## [Task goal]
Copy all the data exactly, except the pictures.

--- start Extracted entries ---

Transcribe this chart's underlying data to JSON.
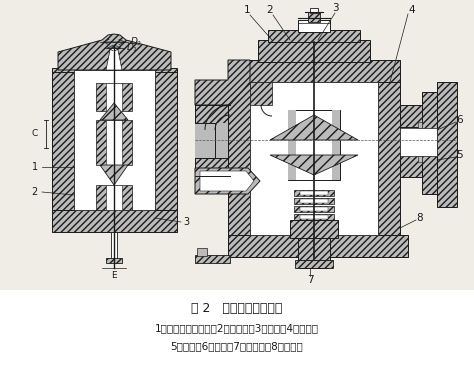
{
  "title": "图 2   浮桶差压式疏水阀",
  "caption_line1": "1－主阀芯（活塞）；2－导阀芯；3－汽缸；4－导管；",
  "caption_line2": "5－浮筒；6－阀杆；7－配重片；8－导向架",
  "background_color": "#f0ede6",
  "text_color": "#1a1a1a",
  "hatch_color": "#2a2a2a",
  "title_fontsize": 9,
  "caption_fontsize": 7.5
}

--- end Extracted entries ---

## [Solution for this exercise]
Transcribe this chart's underlying data to JSON.
{
  "title": "图 2   浮桶差压式疏水阀",
  "caption_line1": "1－主阀芯（活塞）；2－导阀芯；3－汽缸；4－导管；",
  "caption_line2": "5－浮筒；6－阀杆；7－配重片；8－导向架",
  "background_color": "#f0ede6",
  "text_color": "#1a1a1a",
  "hatch_color": "#2a2a2a",
  "title_fontsize": 9,
  "caption_fontsize": 7.5
}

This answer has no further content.